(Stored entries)

■ ■ ■

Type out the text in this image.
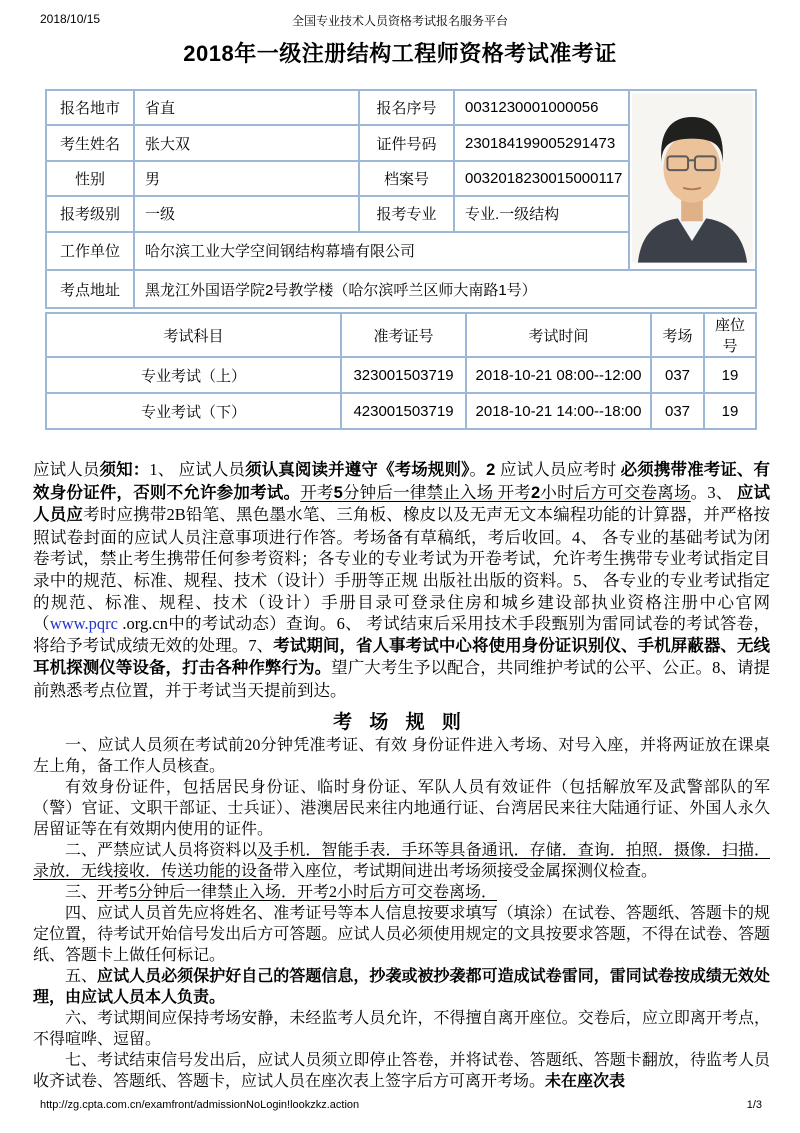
2018/10/15	全国专业技术人员资格考试报名服务平台
2018年一级注册结构工程师资格考试准考证
报名地市	省直	报名序号	0031230001000056	
考生姓名	张大双	证件号码	230184199005291473	
性别	男	档案号	0032018230015000117	
报考级别	一级	报考专业	专业.一级结构	
工作单位	哈尔滨工业大学空间钢结构幕墙有限公司			
考点地址	黑龙江外国语学院2号教学楼（哈尔滨呼兰区师大南路1号）			
考试科目	准考证号	考试时间	考场	座位号
专业考试（上）	323001503719	2018-10-21 08:00--12:00	037	19
专业考试（下）	423001503719	2018-10-21 14:00--18:00	037	19
应试人员须知：1、 应试人员须认真阅读并遵守《考场规则》。2 应试人员应考时 必须携带准考证、有效身份证件，否则不允许参加考试。开考5分钟后一律禁止入场 开考2小时后方可交卷离场。3、 应试人员应考时应携带2B铅笔、黑色墨水笔、三角板、橡皮以及无声无文本编程功能的计算器，并严格按照试卷封面的应试人员注意事项进行作答。考场备有草稿纸，考后收回。4、 各专业的基础考试为闭卷考试，禁止考生携带任何参考资料；各专业的专业考试为开卷考试，允许考生携带专业考试指定目录中的规范、标准、规程、技术（设计）手册等正规 出版社出版的资料。5、 各专业的专业考试指定的规范、标准、规程、技术（设计）手册目录可登录住房和城乡建设部执业资格注册中心官网（www.pqrc .org.cn中的考试动态）查询。6、 考试结束后采用技术手段甄别为雷同试卷的考试答卷，将给予考试成绩无效的处理。7、考试期间，省人事考试中心将使用身份证识别仪、手机屏蔽器、无线耳机探测仪等设备，打击各种作弊行为。望广大考生予以配合，共同维护考试的公平、公正。8、请提前熟悉考点位置，并于考试当天提前到达。
考 场 规 则

一、应试人员须在考试前20分钟凭准考证、有效 身份证件进入考场、对号入座，并将两证放在课桌左上角，备工作人员核查。

有效身份证件，包括居民身份证、临时身份证、军队人员有效证件（包括解放军及武警部队的军（警）官证、文职干部证、士兵证）、港澳居民来往内地通行证、台湾居民来往大陆通行证、外国人永久居留证等在有效期内使用的证件。

二、严禁应试人员将资料以及手机．智能手表．手环等具备通讯．存储．查询．拍照．摄像．扫描．录放．无线接收．传送功能的设备带入座位，考试期间进出考场须接受金属探测仪检查。

三、开考5分钟后一律禁止入场．开考2小时后方可交卷离场．

四、应试人员首先应将姓名、准考证号等本人信息按要求填写（填涂）在试卷、答题纸、答题卡的规定位置，待考试开始信号发出后方可答题。应试人员必须使用规定的文具按要求答题，不得在试卷、答题纸、答题卡上做任何标记。

五、应试人员必须保护好自己的答题信息，抄袭或被抄袭都可造成试卷雷同，雷同试卷按成绩无效处理，由应试人员本人负责。

六、考试期间应保持考场安静，未经监考人员允许，不得擅自离开座位。交卷后，应立即离开考点，不得喧哗、逗留。

七、考试结束信号发出后，应试人员须立即停止答卷，并将试卷、答题纸、答题卡翻放，待监考人员收齐试卷、答题纸、答题卡，应试人员在座次表上签字后方可离开考场。未在座次表

http://zg.cpta.com.cn/examfront/admissionNoLogin!lookzkz.action	1/3
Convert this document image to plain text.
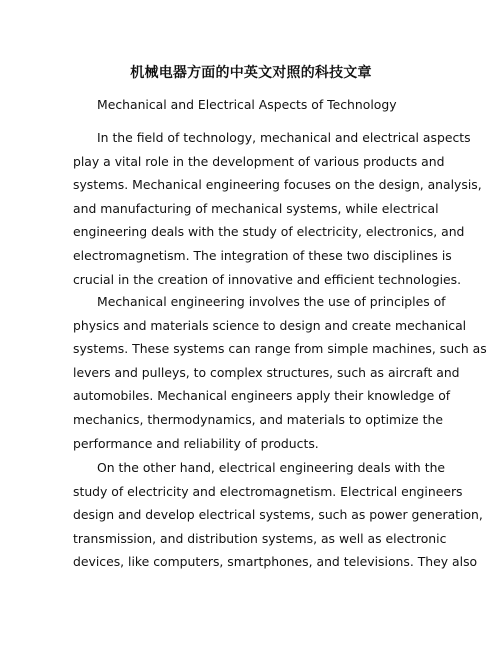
机械电器方面的中英文对照的科技文章
Mechanical and Electrical Aspects of Technology
In the field of technology, mechanical and electrical aspects
play a vital role in the development of various products and
systems. Mechanical engineering focuses on the design, analysis,
and manufacturing of mechanical systems, while electrical
engineering deals with the study of electricity, electronics, and
electromagnetism. The integration of these two disciplines is
crucial in the creation of innovative and efficient technologies.
Mechanical engineering involves the use of principles of
physics and materials science to design and create mechanical
systems. These systems can range from simple machines, such as
levers and pulleys, to complex structures, such as aircraft and
automobiles. Mechanical engineers apply their knowledge of
mechanics, thermodynamics, and materials to optimize the
performance and reliability of products.
On the other hand, electrical engineering deals with the
study of electricity and electromagnetism. Electrical engineers
design and develop electrical systems, such as power generation,
transmission, and distribution systems, as well as electronic
devices, like computers, smartphones, and televisions. They also
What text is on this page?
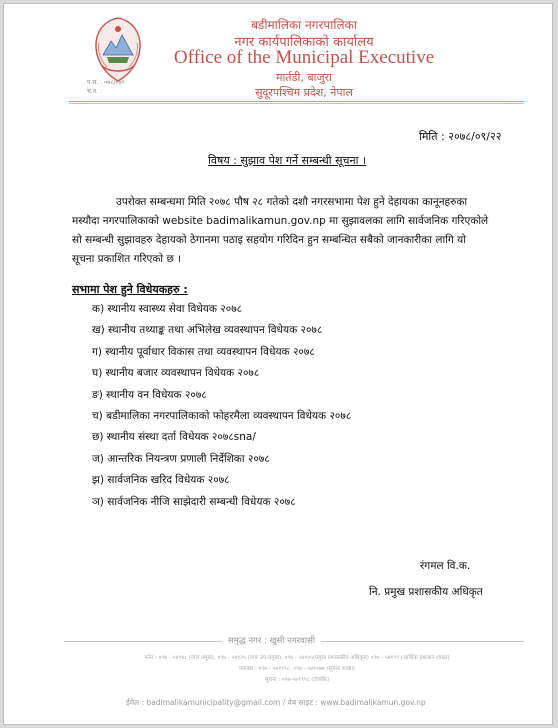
बडीमालिका नगरपालिका
नगर कार्यपालिकाको कार्यालय
Office of the Municipal Executive
मार्तडी, बाजुरा
सुदूरपश्चिम प्रदेश, नेपाल
प.स. : ०७८/०७९
च.न. :
मिति : २०७८/०९/२२
विषय : सुझाव पेश गर्ने सम्बन्धी सूचना ।
उपरोक्त सम्बन्धमा मिति २०७८ पौष २८ गतेको दशौ नगरसभामा पेश हुने देहायका कानूनहरुका
मस्यौदा नगरपालिकाको website badimalikamun.gov.np मा सुझावलका लागि सार्वजनिक गरिएकोले
सो सम्बन्धी सुझावहरु देहायको ठेगानमा पठाइ सहयोग गरिदिन हुन सम्बन्धित सबैको जानकारीका लागि यो
सूचना प्रकाशित गरिएको छ ।
सभामा पेश हुने विधेयकहरु :
क) स्थानीय स्वास्थ्य सेवा विधेयक २०७८
ख) स्थानीय तथ्याङ्क तथा अभिलेख व्यवस्थापन विधेयक २०७८
ग) स्थानीय पूर्वाधार विकास तथा व्यवस्थापन विधेयक २०७८
घ) स्थानीय बजार व्यवस्थापन विधेयक २०७८
ङ) स्थानीय वन विधेयक २०७८
च) बडीमालिका नगरपालिकाको फोहरमैला व्यवस्थापन विधेयक २०७८
छ) स्थानीय संस्था दर्ता विधेयक २०७८sna/
ज) आन्तरिक नियन्त्रण प्रणाली निर्देशिका २०७८
झ) सार्वजनिक खरिद विधेयक २०७८
ञ) सार्वजनिक नीजि साझेदारी सम्बन्धी विधेयक २०७८
रंगमल वि.क.
नि. प्रमुख प्रशासकीय अधिकृत
समृद्ध नगर : खुसी नगरवासी
फोन : ०९७ - ५४१४८ (नगर प्रमुख), ०९७ - ५४१२५ (नगर उप-प्रमुख), ०९७ - ५४१०५(प्रमुख प्रशासकीय अधिकृत) ०९७ - ५४१९९ (आर्थिक प्रशासन शाखा)
फ्याक्स : ०९७ - ५४१९९८, ०९७ - ५४१०७७ (सूचना शाखा)
सूचना : ०९७-५४१९९८ (टोलफ्रि)
ईमेल : badimalikamunicipality@gmail.com / वेब साइट : www.badimalikamun.gov.np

■ ■ ■

Copy the records above exactly. The pictures are not part of the copy.

Type out the text in this image.
2018/10/15	全国专业技术人员资格考试报名服务平台
2018年一级注册结构工程师资格考试准考证
报名地市	省直	报名序号	0031230001000056	
考生姓名	张大双	证件号码	230184199005291473	
性别	男	档案号	0032018230015000117	
报考级别	一级	报考专业	专业.一级结构	
工作单位	哈尔滨工业大学空间钢结构幕墙有限公司			
考点地址	黑龙江外国语学院2号教学楼（哈尔滨呼兰区师大南路1号）			
考试科目	准考证号	考试时间	考场	座位号
专业考试（上）	323001503719	2018-10-21 08:00--12:00	037	19
专业考试（下）	423001503719	2018-10-21 14:00--18:00	037	19
应试人员须知：1、 应试人员须认真阅读并遵守《考场规则》。2 应试人员应考时 必须携带准考证、有效身份证件，否则不允许参加考试。开考5分钟后一律禁止入场 开考2小时后方可交卷离场。3、 应试人员应考时应携带2B铅笔、黑色墨水笔、三角板、橡皮以及无声无文本编程功能的计算器，并严格按照试卷封面的应试人员注意事项进行作答。考场备有草稿纸，考后收回。4、 各专业的基础考试为闭卷考试，禁止考生携带任何参考资料；各专业的专业考试为开卷考试，允许考生携带专业考试指定目录中的规范、标准、规程、技术（设计）手册等正规 出版社出版的资料。5、 各专业的专业考试指定的规范、标准、规程、技术（设计）手册目录可登录住房和城乡建设部执业资格注册中心官网（www.pqrc .org.cn中的考试动态）查询。6、 考试结束后采用技术手段甄别为雷同试卷的考试答卷，将给予考试成绩无效的处理。7、考试期间，省人事考试中心将使用身份证识别仪、手机屏蔽器、无线耳机探测仪等设备，打击各种作弊行为。望广大考生予以配合，共同维护考试的公平、公正。8、请提前熟悉考点位置，并于考试当天提前到达。
考 场 规 则

一、应试人员须在考试前20分钟凭准考证、有效 身份证件进入考场、对号入座，并将两证放在课桌左上角，备工作人员核查。

有效身份证件，包括居民身份证、临时身份证、军队人员有效证件（包括解放军及武警部队的军（警）官证、文职干部证、士兵证）、港澳居民来往内地通行证、台湾居民来往大陆通行证、外国人永久居留证等在有效期内使用的证件。

二、严禁应试人员将资料以及手机．智能手表．手环等具备通讯．存储．查询．拍照．摄像．扫描．录放．无线接收．传送功能的设备带入座位，考试期间进出考场须接受金属探测仪检查。

三、开考5分钟后一律禁止入场．开考2小时后方可交卷离场．

四、应试人员首先应将姓名、准考证号等本人信息按要求填写（填涂）在试卷、答题纸、答题卡的规定位置，待考试开始信号发出后方可答题。应试人员必须使用规定的文具按要求答题，不得在试卷、答题纸、答题卡上做任何标记。

五、应试人员必须保护好自己的答题信息，抄袭或被抄袭都可造成试卷雷同，雷同试卷按成绩无效处理，由应试人员本人负责。

六、考试期间应保持考场安静，未经监考人员允许，不得擅自离开座位。交卷后，应立即离开考点，不得喧哗、逗留。

七、考试结束信号发出后，应试人员须立即停止答卷，并将试卷、答题纸、答题卡翻放，待监考人员收齐试卷、答题纸、答题卡，应试人员在座次表上签字后方可离开考场。未在座次表

http://zg.cpta.com.cn/examfront/admissionNoLogin!lookzkz.action	1/3
Convert this document image to plain text.
机械电器方面的中英文对照的科技文章
Mechanical and Electrical Aspects of Technology
In the field of technology, mechanical and electrical aspects
play a vital role in the development of various products and
systems. Mechanical engineering focuses on the design, analysis,
and manufacturing of mechanical systems, while electrical
engineering deals with the study of electricity, electronics, and
electromagnetism. The integration of these two disciplines is
crucial in the creation of innovative and efficient technologies.
Mechanical engineering involves the use of principles of
physics and materials science to design and create mechanical
systems. These systems can range from simple machines, such as
levers and pulleys, to complex structures, such as aircraft and
automobiles. Mechanical engineers apply their knowledge of
mechanics, thermodynamics, and materials to optimize the
performance and reliability of products.
On the other hand, electrical engineering deals with the
study of electricity and electromagnetism. Electrical engineers
design and develop electrical systems, such as power generation,
transmission, and distribution systems, as well as electronic
devices, like computers, smartphones, and televisions. They also
What text is on this page?
बडीमालिका नगरपालिका
नगर कार्यपालिकाको कार्यालय
Office of the Municipal Executive
मार्तडी, बाजुरा
सुदूरपश्चिम प्रदेश, नेपाल
प.स. : ०७८/०७९
च.न. :
मिति : २०७८/०९/२२
विषय : सुझाव पेश गर्ने सम्बन्धी सूचना ।
उपरोक्त सम्बन्धमा मिति २०७८ पौष २८ गतेको दशौ नगरसभामा पेश हुने देहायका कानूनहरुका
मस्यौदा नगरपालिकाको website badimalikamun.gov.np मा सुझावलका लागि सार्वजनिक गरिएकोले
सो सम्बन्धी सुझावहरु देहायको ठेगानमा पठाइ सहयोग गरिदिन हुन सम्बन्धित सबैको जानकारीका लागि यो
सूचना प्रकाशित गरिएको छ ।
सभामा पेश हुने विधेयकहरु :
क) स्थानीय स्वास्थ्य सेवा विधेयक २०७८
ख) स्थानीय तथ्याङ्क तथा अभिलेख व्यवस्थापन विधेयक २०७८
ग) स्थानीय पूर्वाधार विकास तथा व्यवस्थापन विधेयक २०७८
घ) स्थानीय बजार व्यवस्थापन विधेयक २०७८
ङ) स्थानीय वन विधेयक २०७८
च) बडीमालिका नगरपालिकाको फोहरमैला व्यवस्थापन विधेयक २०७८
छ) स्थानीय संस्था दर्ता विधेयक २०७८sna/
ज) आन्तरिक नियन्त्रण प्रणाली निर्देशिका २०७८
झ) सार्वजनिक खरिद विधेयक २०७८
ञ) सार्वजनिक नीजि साझेदारी सम्बन्धी विधेयक २०७८
रंगमल वि.क.
नि. प्रमुख प्रशासकीय अधिकृत
समृद्ध नगर : खुसी नगरवासी
फोन : ०९७ - ५४१४८ (नगर प्रमुख), ०९७ - ५४१२५ (नगर उप-प्रमुख), ०९७ - ५४१०५(प्रमुख प्रशासकीय अधिकृत) ०९७ - ५४१९९ (आर्थिक प्रशासन शाखा)
फ्याक्स : ०९७ - ५४१९९८, ०९७ - ५४१०७७ (सूचना शाखा)
सूचना : ०९७-५४१९९८ (टोलफ्रि)
ईमेल : badimalikamunicipality@gmail.com / वेब साइट : www.badimalikamun.gov.np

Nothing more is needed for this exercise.